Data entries

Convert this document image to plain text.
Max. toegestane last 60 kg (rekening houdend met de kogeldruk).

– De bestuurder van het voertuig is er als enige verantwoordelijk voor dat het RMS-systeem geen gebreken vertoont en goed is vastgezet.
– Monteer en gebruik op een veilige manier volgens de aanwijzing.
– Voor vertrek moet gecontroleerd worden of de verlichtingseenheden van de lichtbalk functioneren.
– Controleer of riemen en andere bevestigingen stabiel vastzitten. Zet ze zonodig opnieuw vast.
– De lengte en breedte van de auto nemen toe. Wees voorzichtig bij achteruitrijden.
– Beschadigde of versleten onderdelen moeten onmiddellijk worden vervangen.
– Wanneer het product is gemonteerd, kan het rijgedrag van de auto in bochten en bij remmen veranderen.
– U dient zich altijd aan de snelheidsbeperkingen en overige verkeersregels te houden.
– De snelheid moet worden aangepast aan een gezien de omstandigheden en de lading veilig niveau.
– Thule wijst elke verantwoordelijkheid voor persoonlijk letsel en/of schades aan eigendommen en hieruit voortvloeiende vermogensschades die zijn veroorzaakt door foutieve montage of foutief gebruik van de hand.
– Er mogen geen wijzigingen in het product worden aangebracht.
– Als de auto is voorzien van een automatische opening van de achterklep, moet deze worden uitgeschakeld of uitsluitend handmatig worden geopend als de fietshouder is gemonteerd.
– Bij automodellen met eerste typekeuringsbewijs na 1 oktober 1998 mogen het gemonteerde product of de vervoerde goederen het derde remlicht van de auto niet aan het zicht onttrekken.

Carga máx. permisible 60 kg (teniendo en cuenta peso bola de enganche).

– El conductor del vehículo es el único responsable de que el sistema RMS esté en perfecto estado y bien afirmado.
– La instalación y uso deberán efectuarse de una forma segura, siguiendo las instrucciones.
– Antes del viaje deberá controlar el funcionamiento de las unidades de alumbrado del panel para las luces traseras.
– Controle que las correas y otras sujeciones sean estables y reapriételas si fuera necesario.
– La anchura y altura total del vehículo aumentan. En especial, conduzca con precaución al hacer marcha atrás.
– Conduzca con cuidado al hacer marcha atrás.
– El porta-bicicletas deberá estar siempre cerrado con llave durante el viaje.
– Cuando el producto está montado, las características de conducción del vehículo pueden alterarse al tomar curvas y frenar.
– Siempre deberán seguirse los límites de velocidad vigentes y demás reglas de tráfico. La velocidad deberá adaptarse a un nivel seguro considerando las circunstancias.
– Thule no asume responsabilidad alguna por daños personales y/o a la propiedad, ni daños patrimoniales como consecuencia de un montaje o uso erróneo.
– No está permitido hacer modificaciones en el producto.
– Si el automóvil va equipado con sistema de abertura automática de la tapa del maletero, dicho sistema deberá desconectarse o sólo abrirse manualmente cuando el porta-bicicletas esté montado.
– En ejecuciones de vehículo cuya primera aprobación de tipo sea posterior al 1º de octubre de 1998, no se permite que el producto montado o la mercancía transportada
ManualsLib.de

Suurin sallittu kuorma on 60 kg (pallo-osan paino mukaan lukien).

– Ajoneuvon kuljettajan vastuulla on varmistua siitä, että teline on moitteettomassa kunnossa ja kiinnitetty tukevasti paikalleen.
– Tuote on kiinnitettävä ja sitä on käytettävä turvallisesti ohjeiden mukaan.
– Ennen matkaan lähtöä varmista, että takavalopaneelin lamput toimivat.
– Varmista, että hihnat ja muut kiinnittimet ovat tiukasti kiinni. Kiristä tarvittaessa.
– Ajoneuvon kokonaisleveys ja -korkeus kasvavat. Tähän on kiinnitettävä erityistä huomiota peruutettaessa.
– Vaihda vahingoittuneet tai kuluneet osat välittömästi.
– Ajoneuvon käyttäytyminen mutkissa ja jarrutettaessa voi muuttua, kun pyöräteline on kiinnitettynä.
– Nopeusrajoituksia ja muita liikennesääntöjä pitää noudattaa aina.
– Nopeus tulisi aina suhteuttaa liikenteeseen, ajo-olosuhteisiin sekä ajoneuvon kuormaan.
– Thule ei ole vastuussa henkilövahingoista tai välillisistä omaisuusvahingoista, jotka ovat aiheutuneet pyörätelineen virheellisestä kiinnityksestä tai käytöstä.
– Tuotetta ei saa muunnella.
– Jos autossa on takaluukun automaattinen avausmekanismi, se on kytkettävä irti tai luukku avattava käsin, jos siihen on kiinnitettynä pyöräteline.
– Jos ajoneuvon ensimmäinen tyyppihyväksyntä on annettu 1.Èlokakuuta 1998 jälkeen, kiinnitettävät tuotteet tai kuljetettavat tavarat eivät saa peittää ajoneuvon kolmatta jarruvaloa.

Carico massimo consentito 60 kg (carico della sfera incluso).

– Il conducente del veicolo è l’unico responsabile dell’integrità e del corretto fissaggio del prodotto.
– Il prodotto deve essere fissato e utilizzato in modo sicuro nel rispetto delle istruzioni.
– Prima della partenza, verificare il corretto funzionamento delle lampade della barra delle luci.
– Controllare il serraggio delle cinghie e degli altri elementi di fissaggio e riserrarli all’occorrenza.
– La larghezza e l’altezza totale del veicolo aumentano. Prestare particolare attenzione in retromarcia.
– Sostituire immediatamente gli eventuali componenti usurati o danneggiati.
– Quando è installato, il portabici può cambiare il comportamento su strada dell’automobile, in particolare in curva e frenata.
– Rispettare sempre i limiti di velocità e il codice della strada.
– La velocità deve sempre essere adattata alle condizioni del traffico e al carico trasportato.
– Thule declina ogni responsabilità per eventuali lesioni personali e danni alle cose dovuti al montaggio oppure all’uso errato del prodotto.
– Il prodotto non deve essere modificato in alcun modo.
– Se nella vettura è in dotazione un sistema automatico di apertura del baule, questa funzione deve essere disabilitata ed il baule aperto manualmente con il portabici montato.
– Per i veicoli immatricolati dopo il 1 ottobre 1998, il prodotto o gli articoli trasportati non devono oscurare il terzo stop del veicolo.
* * *
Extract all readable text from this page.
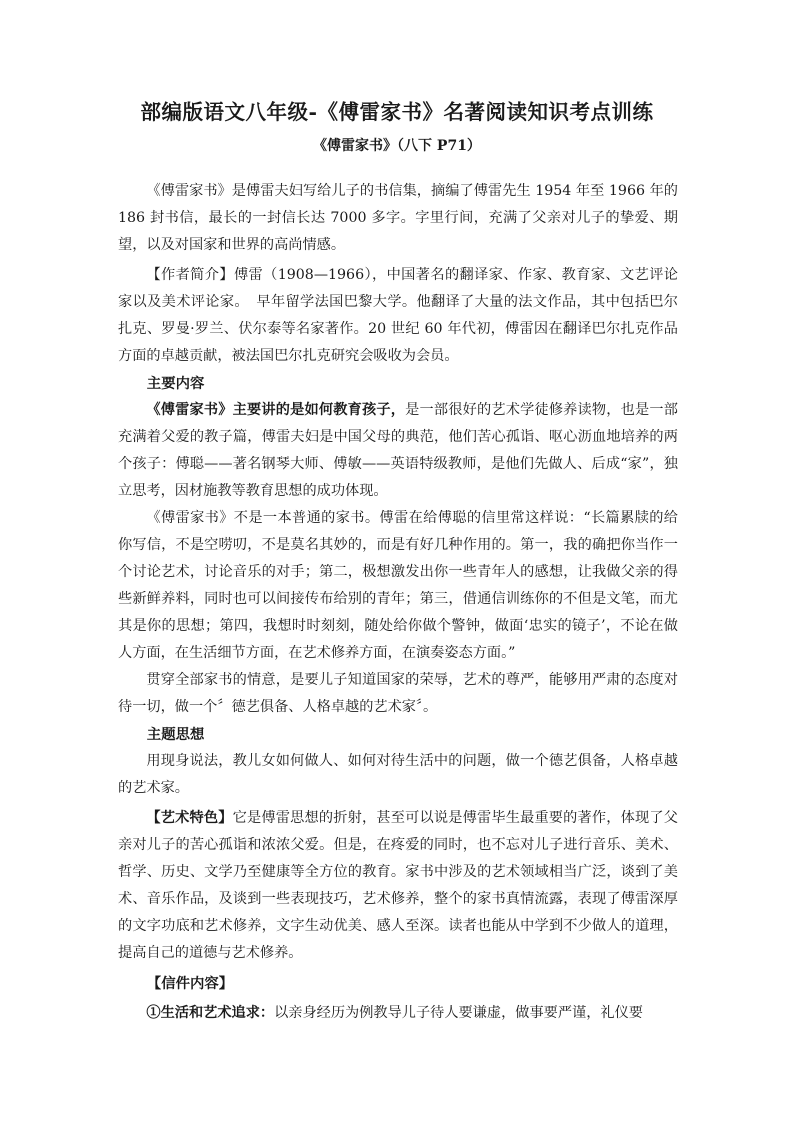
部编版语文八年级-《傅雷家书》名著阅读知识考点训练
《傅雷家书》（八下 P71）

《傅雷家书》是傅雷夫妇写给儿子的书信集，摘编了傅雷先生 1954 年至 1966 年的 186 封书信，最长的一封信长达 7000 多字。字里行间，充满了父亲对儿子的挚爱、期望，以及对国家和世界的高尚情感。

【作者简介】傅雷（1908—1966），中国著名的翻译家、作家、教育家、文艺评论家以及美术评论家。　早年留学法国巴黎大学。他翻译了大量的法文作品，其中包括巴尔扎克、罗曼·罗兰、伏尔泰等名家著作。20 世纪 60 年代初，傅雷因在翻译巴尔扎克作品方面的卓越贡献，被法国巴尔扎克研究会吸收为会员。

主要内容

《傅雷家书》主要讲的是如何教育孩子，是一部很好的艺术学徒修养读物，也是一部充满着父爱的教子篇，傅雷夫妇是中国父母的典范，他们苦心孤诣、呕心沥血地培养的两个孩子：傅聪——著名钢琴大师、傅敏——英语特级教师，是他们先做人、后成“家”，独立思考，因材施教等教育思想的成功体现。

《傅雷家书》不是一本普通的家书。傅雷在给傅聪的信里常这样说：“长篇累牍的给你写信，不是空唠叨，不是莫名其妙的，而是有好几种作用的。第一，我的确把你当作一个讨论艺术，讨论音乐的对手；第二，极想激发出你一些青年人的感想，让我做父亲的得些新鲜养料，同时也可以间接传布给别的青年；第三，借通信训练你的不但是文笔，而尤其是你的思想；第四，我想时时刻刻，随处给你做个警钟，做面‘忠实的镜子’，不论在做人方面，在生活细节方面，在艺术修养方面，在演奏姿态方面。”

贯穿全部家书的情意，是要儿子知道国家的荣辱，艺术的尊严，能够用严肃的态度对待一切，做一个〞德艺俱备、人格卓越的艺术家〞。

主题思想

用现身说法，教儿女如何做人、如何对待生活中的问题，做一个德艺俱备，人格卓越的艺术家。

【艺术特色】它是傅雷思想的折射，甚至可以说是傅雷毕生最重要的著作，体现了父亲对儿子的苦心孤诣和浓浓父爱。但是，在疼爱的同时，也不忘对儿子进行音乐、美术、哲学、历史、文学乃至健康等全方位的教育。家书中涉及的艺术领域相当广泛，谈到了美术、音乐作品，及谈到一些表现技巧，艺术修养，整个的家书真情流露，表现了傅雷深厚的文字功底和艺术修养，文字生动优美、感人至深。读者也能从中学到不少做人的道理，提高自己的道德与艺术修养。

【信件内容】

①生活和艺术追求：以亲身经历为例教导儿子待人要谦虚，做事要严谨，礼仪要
---
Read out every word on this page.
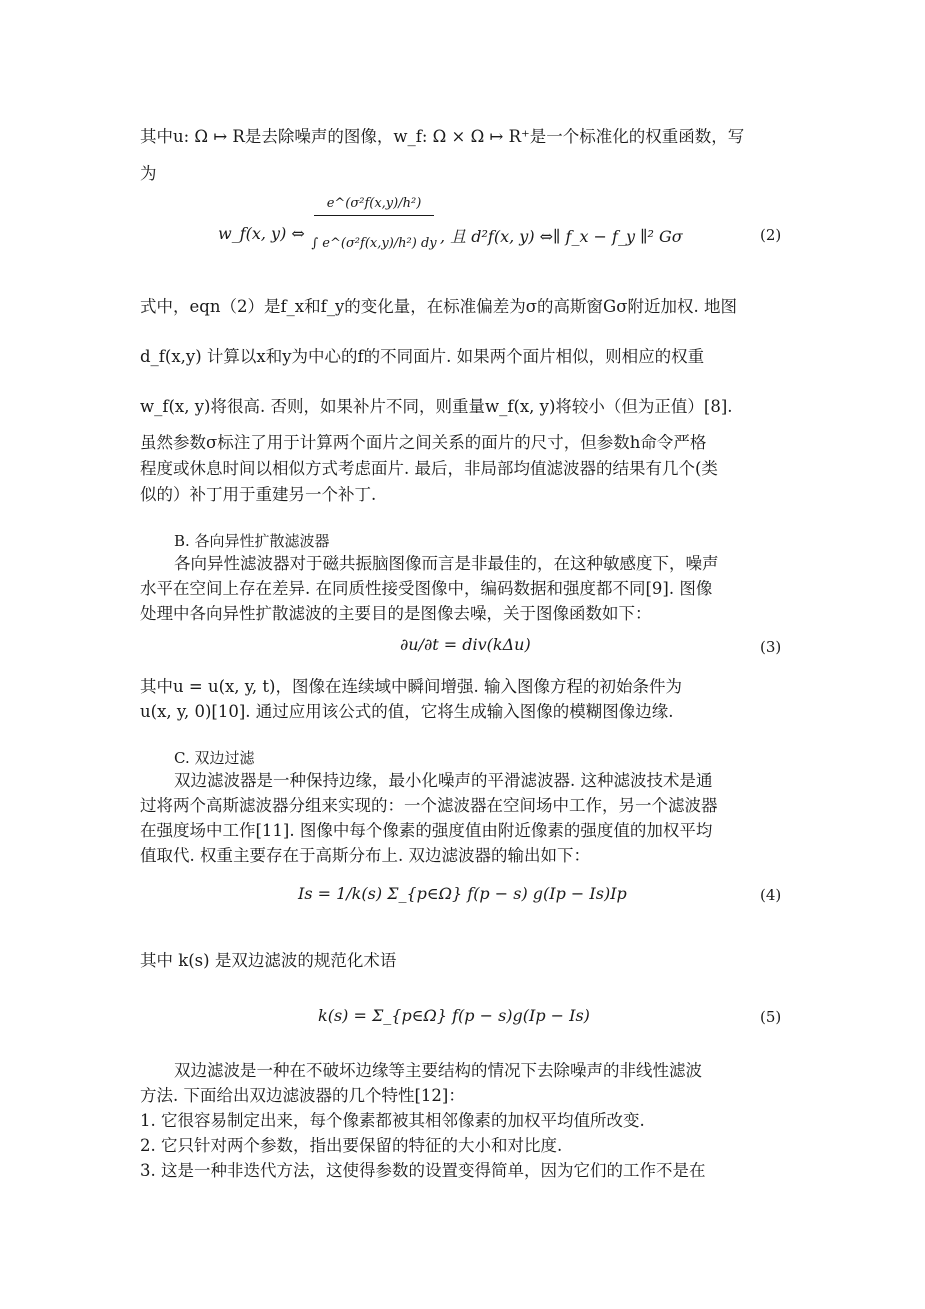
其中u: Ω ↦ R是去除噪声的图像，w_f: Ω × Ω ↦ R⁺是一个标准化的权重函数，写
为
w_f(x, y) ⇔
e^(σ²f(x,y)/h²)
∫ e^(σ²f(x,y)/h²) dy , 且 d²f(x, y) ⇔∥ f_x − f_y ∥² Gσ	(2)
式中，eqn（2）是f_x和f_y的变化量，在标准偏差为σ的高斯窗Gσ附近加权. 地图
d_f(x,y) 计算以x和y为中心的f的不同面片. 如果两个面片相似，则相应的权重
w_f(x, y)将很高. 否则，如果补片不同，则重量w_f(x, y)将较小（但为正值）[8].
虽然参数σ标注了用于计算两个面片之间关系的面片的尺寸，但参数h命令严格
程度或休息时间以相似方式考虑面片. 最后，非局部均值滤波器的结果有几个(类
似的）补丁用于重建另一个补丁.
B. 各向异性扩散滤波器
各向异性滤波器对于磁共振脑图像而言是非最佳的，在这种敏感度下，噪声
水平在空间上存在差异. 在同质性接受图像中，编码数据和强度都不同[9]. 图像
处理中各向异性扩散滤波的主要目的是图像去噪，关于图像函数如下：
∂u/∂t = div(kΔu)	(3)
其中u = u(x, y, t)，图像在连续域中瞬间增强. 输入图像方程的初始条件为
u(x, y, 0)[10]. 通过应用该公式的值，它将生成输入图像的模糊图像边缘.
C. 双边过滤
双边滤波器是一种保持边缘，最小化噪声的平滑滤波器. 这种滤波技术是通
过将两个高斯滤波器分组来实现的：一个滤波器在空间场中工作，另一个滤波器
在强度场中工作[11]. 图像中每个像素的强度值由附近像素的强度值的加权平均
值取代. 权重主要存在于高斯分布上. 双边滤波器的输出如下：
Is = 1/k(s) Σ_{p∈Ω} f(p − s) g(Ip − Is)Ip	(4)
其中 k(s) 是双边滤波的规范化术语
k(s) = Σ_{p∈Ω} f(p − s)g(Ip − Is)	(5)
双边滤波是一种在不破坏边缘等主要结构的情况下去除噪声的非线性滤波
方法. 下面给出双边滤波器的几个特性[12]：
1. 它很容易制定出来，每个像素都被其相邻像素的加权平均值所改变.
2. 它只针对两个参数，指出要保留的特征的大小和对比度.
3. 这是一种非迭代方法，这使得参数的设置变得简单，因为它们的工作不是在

-- DIRECTIONS FOR THIS TASK --
How many lines in these entries contain the string "傅雷家书"? State the number and nothing more.

-- RESULT BELOW --
5